WHAT THE TASK REQUIRES ::
Reproduce all of the data below without alteration; exclude every picture.

Extracted data entries ::
[Start]
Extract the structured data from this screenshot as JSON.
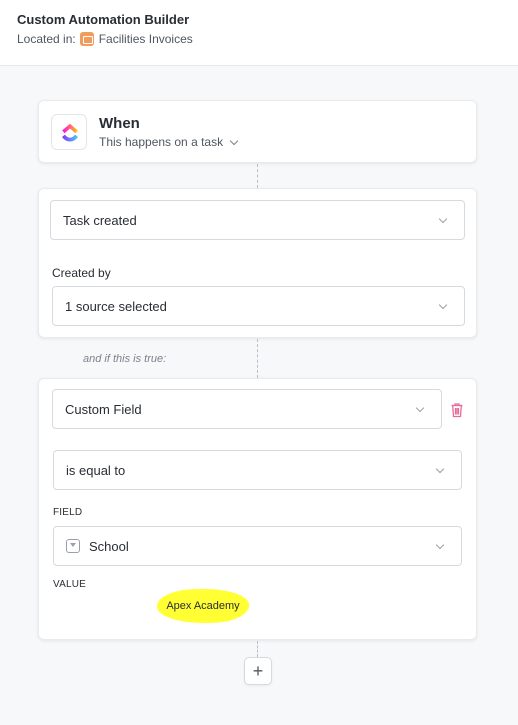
{
  "header": {
    "title": "Custom Automation Builder",
    "located_prefix": "Located in:",
    "location_name": "Facilities Invoices",
    "location_icon": "list-icon"
  },
  "when_card": {
    "logo": "clickup-logo",
    "title": "When",
    "subtitle": "This happens on a task"
  },
  "trigger_card": {
    "trigger_select": "Task created",
    "created_by_label": "Created by",
    "created_by_select": "1 source selected"
  },
  "condition_text": "and if this is true:",
  "condition_card": {
    "type_select": "Custom Field",
    "operator_select": "is equal to",
    "field_label": "FIELD",
    "field_select": "School",
    "value_label": "VALUE",
    "value": "Apex Academy",
    "delete_icon": "trash-icon"
  },
  "add_button_label": "+",
  "colors": {
    "highlight": "#ffff33",
    "trash": "#e86a9a",
    "list_icon": "#f19b5d"
  }
}
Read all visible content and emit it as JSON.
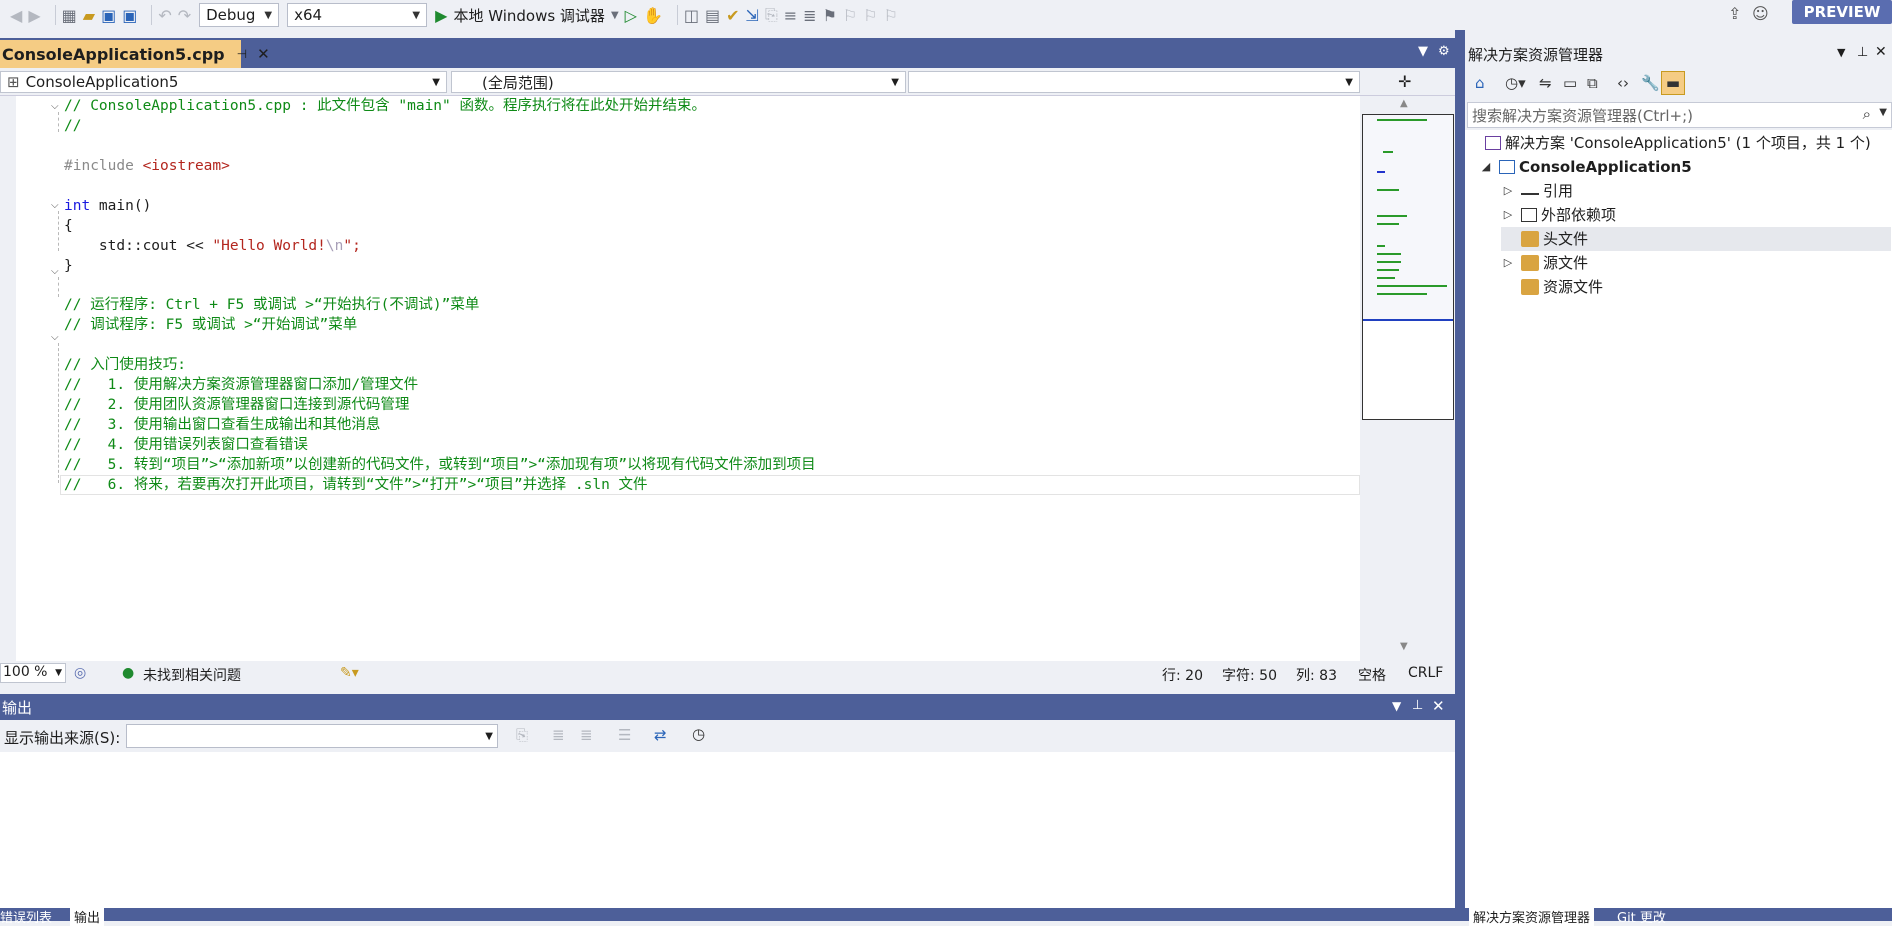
{
  "toolbar": {
    "config": "Debug",
    "platform": "x64",
    "run_label": "本地 Windows 调试器",
    "preview": "PREVIEW"
  },
  "editor": {
    "tab_title": "ConsoleApplication5.cpp",
    "nav_project": "ConsoleApplication5",
    "nav_scope": "(全局范围)",
    "nav_member": "",
    "lines": {
      "l1": "// ConsoleApplication5.cpp : 此文件包含 \"main\" 函数。程序执行将在此处开始并结束。",
      "l2": "//",
      "l4a": "#include ",
      "l4b": "<iostream>",
      "l6a": "int ",
      "l6b": "main()",
      "l7": "{",
      "l8a": "    std::cout << ",
      "l8b": "\"Hello World!",
      "l8c": "\\n",
      "l8d": "\";",
      "l9": "}",
      "l11": "// 运行程序: Ctrl + F5 或调试 >“开始执行(不调试)”菜单",
      "l12": "// 调试程序: F5 或调试 >“开始调试”菜单",
      "l14": "// 入门使用技巧:",
      "l15": "//   1. 使用解决方案资源管理器窗口添加/管理文件",
      "l16": "//   2. 使用团队资源管理器窗口连接到源代码管理",
      "l17": "//   3. 使用输出窗口查看生成输出和其他消息",
      "l18": "//   4. 使用错误列表窗口查看错误",
      "l19": "//   5. 转到“项目”>“添加新项”以创建新的代码文件，或转到“项目”>“添加现有项”以将现有代码文件添加到项目",
      "l20": "//   6. 将来，若要再次打开此项目，请转到“文件”>“打开”>“项目”并选择 .sln 文件"
    }
  },
  "status": {
    "zoom": "100 %",
    "issues": "未找到相关问题",
    "line": "行: 20",
    "char": "字符: 50",
    "col": "列: 83",
    "whitespace": "空格",
    "eol": "CRLF"
  },
  "output": {
    "title": "输出",
    "source_label": "显示输出来源(S):",
    "source_value": ""
  },
  "bottom_tabs": [
    "错误列表",
    "输出"
  ],
  "solution_explorer": {
    "title": "解决方案资源管理器",
    "search_placeholder": "搜索解决方案资源管理器(Ctrl+;)",
    "solution_label": "解决方案 'ConsoleApplication5' (1 个项目，共 1 个)",
    "project": "ConsoleApplication5",
    "items": [
      "引用",
      "外部依赖项",
      "头文件",
      "源文件",
      "资源文件"
    ],
    "bottom_tabs": [
      "解决方案资源管理器",
      "Git 更改"
    ]
  },
  "colors": {
    "accent": "#4d5f99",
    "tab_active": "#f5cc84",
    "comment": "#0e8a16",
    "keyword": "#1a1ae0",
    "string": "#b3261e"
  }
}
[End]
RESULT OF THIS TASK ::
Extract the structured data from this screenshot as JSON.
{
  "header": {
    "title": "Custom Automation Builder",
    "located_prefix": "Located in:",
    "location_name": "Facilities Invoices",
    "location_icon": "list-icon"
  },
  "when_card": {
    "logo": "clickup-logo",
    "title": "When",
    "subtitle": "This happens on a task"
  },
  "trigger_card": {
    "trigger_select": "Task created",
    "created_by_label": "Created by",
    "created_by_select": "1 source selected"
  },
  "condition_text": "and if this is true:",
  "condition_card": {
    "type_select": "Custom Field",
    "operator_select": "is equal to",
    "field_label": "FIELD",
    "field_select": "School",
    "value_label": "VALUE",
    "value": "Apex Academy",
    "delete_icon": "trash-icon"
  },
  "add_button_label": "+",
  "colors": {
    "highlight": "#ffff33",
    "trash": "#e86a9a",
    "list_icon": "#f19b5d"
  }
}
Read all visible content and emit it as JSON.
{
  "toolbar": {
    "config": "Debug",
    "platform": "x64",
    "run_label": "本地 Windows 调试器",
    "preview": "PREVIEW"
  },
  "editor": {
    "tab_title": "ConsoleApplication5.cpp",
    "nav_project": "ConsoleApplication5",
    "nav_scope": "(全局范围)",
    "nav_member": "",
    "lines": {
      "l1": "// ConsoleApplication5.cpp : 此文件包含 \"main\" 函数。程序执行将在此处开始并结束。",
      "l2": "//",
      "l4a": "#include ",
      "l4b": "<iostream>",
      "l6a": "int ",
      "l6b": "main()",
      "l7": "{",
      "l8a": "    std::cout << ",
      "l8b": "\"Hello World!",
      "l8c": "\\n",
      "l8d": "\";",
      "l9": "}",
      "l11": "// 运行程序: Ctrl + F5 或调试 >“开始执行(不调试)”菜单",
      "l12": "// 调试程序: F5 或调试 >“开始调试”菜单",
      "l14": "// 入门使用技巧:",
      "l15": "//   1. 使用解决方案资源管理器窗口添加/管理文件",
      "l16": "//   2. 使用团队资源管理器窗口连接到源代码管理",
      "l17": "//   3. 使用输出窗口查看生成输出和其他消息",
      "l18": "//   4. 使用错误列表窗口查看错误",
      "l19": "//   5. 转到“项目”>“添加新项”以创建新的代码文件，或转到“项目”>“添加现有项”以将现有代码文件添加到项目",
      "l20": "//   6. 将来，若要再次打开此项目，请转到“文件”>“打开”>“项目”并选择 .sln 文件"
    }
  },
  "status": {
    "zoom": "100 %",
    "issues": "未找到相关问题",
    "line": "行: 20",
    "char": "字符: 50",
    "col": "列: 83",
    "whitespace": "空格",
    "eol": "CRLF"
  },
  "output": {
    "title": "输出",
    "source_label": "显示输出来源(S):",
    "source_value": ""
  },
  "bottom_tabs": [
    "错误列表",
    "输出"
  ],
  "solution_explorer": {
    "title": "解决方案资源管理器",
    "search_placeholder": "搜索解决方案资源管理器(Ctrl+;)",
    "solution_label": "解决方案 'ConsoleApplication5' (1 个项目，共 1 个)",
    "project": "ConsoleApplication5",
    "items": [
      "引用",
      "外部依赖项",
      "头文件",
      "源文件",
      "资源文件"
    ],
    "bottom_tabs": [
      "解决方案资源管理器",
      "Git 更改"
    ]
  },
  "colors": {
    "accent": "#4d5f99",
    "tab_active": "#f5cc84",
    "comment": "#0e8a16",
    "keyword": "#1a1ae0",
    "string": "#b3261e"
  }
}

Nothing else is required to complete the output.